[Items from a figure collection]

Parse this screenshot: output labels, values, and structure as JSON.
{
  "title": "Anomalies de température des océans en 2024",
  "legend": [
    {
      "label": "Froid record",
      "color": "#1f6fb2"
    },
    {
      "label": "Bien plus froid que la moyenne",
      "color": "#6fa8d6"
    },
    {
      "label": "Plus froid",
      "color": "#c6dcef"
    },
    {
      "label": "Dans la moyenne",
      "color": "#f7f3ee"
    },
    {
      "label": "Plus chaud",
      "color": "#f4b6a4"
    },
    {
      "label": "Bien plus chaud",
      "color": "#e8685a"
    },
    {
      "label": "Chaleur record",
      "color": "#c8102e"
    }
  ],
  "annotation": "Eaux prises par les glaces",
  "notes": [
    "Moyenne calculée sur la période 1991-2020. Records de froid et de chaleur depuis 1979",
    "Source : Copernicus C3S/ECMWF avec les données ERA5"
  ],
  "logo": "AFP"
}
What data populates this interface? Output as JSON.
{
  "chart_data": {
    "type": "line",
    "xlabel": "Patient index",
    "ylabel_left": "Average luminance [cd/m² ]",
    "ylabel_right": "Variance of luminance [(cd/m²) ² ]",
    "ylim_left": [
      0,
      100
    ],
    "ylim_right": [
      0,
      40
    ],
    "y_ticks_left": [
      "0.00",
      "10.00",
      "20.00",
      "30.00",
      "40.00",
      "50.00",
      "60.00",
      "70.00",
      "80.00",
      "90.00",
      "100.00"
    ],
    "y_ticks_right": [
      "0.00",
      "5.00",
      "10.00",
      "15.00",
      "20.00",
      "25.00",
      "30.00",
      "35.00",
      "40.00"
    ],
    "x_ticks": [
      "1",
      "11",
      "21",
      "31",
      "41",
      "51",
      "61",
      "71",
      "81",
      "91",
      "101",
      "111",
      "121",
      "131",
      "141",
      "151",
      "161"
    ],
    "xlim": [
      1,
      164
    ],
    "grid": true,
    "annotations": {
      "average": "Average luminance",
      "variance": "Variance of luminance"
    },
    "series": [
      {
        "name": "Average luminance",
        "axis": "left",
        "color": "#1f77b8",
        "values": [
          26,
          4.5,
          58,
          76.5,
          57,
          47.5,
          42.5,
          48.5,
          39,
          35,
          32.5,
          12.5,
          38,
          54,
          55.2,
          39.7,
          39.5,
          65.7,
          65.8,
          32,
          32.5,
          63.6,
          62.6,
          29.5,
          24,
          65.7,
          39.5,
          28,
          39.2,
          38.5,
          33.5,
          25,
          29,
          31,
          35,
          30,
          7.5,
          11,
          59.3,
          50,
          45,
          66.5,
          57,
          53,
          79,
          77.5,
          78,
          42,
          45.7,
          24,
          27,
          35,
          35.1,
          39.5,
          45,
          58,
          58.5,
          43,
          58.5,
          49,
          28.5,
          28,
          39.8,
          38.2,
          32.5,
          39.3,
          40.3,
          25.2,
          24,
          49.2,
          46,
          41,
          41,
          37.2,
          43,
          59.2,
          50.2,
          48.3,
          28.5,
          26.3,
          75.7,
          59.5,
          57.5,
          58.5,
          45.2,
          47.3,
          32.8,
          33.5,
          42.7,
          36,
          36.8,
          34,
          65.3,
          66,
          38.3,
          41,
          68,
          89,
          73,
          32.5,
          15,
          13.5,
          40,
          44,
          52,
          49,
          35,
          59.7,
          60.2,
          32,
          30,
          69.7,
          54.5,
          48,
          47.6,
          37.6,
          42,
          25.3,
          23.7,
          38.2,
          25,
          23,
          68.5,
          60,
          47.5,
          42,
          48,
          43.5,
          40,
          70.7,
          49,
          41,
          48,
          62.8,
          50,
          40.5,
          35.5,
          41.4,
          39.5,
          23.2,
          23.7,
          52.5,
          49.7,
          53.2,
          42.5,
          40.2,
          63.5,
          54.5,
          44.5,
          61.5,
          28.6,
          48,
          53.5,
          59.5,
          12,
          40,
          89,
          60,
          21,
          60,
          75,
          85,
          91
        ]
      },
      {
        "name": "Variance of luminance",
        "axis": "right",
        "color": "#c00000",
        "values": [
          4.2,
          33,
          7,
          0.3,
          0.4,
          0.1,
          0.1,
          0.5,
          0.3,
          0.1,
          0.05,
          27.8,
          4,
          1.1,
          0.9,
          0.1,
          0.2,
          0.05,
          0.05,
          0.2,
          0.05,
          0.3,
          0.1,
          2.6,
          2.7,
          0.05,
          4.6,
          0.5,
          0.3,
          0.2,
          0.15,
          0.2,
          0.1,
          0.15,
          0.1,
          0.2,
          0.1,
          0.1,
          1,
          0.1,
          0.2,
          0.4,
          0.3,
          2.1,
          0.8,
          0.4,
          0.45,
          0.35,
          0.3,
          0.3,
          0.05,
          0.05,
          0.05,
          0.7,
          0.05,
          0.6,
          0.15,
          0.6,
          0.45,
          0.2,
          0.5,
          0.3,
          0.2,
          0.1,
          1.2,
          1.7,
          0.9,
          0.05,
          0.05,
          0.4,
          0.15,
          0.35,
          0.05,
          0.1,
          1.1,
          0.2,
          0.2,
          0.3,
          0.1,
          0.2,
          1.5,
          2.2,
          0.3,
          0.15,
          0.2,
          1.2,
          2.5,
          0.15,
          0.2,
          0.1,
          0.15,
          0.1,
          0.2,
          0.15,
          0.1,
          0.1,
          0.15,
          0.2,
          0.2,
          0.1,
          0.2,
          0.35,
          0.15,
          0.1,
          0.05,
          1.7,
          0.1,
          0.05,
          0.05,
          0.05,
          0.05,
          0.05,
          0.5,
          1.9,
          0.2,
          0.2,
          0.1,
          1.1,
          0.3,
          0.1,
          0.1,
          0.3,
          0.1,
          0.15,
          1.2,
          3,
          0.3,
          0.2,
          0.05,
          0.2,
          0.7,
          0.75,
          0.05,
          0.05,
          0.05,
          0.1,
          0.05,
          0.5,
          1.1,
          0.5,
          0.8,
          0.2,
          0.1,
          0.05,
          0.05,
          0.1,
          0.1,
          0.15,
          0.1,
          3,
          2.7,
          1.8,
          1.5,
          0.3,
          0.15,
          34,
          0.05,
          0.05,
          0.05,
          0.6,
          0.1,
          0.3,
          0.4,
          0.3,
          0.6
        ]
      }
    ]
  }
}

WORK INSTRUCTIONS » Copy in full each line that holds the word "chaud".

WRITTEN REPLY »
      "label": "Plus chaud",
      "label": "Bien plus chaud",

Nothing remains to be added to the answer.